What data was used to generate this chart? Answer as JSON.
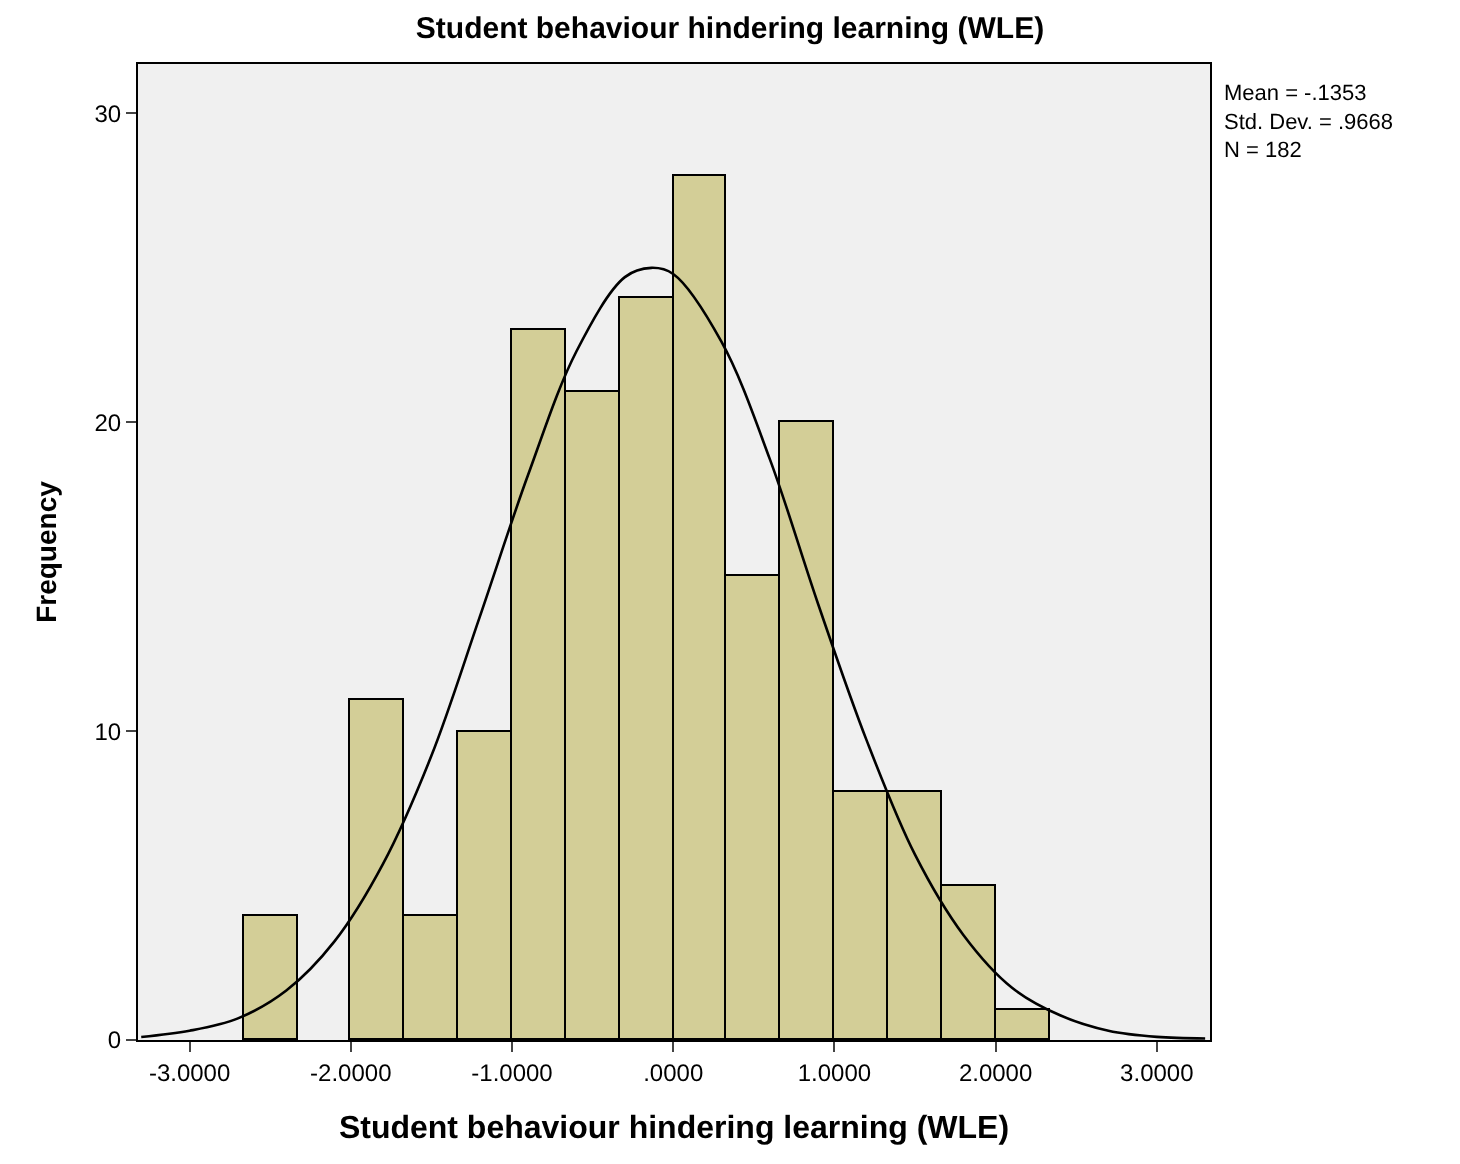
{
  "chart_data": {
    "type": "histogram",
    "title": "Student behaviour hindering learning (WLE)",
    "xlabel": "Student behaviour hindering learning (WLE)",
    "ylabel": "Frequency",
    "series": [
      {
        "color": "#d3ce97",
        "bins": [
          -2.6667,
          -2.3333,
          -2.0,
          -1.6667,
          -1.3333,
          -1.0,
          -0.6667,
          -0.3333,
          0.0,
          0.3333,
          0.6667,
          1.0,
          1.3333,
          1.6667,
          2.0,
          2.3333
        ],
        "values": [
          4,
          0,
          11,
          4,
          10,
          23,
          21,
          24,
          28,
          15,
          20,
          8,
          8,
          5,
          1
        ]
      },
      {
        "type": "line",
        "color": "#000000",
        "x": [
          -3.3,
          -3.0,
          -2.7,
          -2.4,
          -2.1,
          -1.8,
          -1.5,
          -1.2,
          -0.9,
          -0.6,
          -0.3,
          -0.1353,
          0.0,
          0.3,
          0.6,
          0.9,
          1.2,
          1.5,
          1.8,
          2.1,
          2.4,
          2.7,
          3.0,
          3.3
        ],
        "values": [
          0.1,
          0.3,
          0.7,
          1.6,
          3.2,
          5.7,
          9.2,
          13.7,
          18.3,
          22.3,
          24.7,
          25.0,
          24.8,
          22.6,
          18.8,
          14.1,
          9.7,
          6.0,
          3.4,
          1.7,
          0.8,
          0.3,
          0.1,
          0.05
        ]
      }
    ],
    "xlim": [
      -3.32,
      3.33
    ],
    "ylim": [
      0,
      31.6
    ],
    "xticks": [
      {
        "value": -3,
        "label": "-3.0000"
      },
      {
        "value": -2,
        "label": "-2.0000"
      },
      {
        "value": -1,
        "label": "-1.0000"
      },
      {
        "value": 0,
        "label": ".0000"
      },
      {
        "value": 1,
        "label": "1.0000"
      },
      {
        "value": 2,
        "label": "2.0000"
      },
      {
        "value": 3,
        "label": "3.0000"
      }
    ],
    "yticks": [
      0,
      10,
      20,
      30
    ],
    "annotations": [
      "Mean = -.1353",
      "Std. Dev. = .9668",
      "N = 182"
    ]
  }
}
···
→ Given request: Without the pictures, extract every entry verbatim.

→ Result:
What data was used to generate this chart? Answer as JSON.
{
  "chart_data": {
    "type": "histogram",
    "title": "Student behaviour hindering learning (WLE)",
    "xlabel": "Student behaviour hindering learning (WLE)",
    "ylabel": "Frequency",
    "series": [
      {
        "color": "#d3ce97",
        "bins": [
          -2.6667,
          -2.3333,
          -2.0,
          -1.6667,
          -1.3333,
          -1.0,
          -0.6667,
          -0.3333,
          0.0,
          0.3333,
          0.6667,
          1.0,
          1.3333,
          1.6667,
          2.0,
          2.3333
        ],
        "values": [
          4,
          0,
          11,
          4,
          10,
          23,
          21,
          24,
          28,
          15,
          20,
          8,
          8,
          5,
          1
        ]
      },
      {
        "type": "line",
        "color": "#000000",
        "x": [
          -3.3,
          -3.0,
          -2.7,
          -2.4,
          -2.1,
          -1.8,
          -1.5,
          -1.2,
          -0.9,
          -0.6,
          -0.3,
          -0.1353,
          0.0,
          0.3,
          0.6,
          0.9,
          1.2,
          1.5,
          1.8,
          2.1,
          2.4,
          2.7,
          3.0,
          3.3
        ],
        "values": [
          0.1,
          0.3,
          0.7,
          1.6,
          3.2,
          5.7,
          9.2,
          13.7,
          18.3,
          22.3,
          24.7,
          25.0,
          24.8,
          22.6,
          18.8,
          14.1,
          9.7,
          6.0,
          3.4,
          1.7,
          0.8,
          0.3,
          0.1,
          0.05
        ]
      }
    ],
    "xlim": [
      -3.32,
      3.33
    ],
    "ylim": [
      0,
      31.6
    ],
    "xticks": [
      {
        "value": -3,
        "label": "-3.0000"
      },
      {
        "value": -2,
        "label": "-2.0000"
      },
      {
        "value": -1,
        "label": "-1.0000"
      },
      {
        "value": 0,
        "label": ".0000"
      },
      {
        "value": 1,
        "label": "1.0000"
      },
      {
        "value": 2,
        "label": "2.0000"
      },
      {
        "value": 3,
        "label": "3.0000"
      }
    ],
    "yticks": [
      0,
      10,
      20,
      30
    ],
    "annotations": [
      "Mean = -.1353",
      "Std. Dev. = .9668",
      "N = 182"
    ]
  }
}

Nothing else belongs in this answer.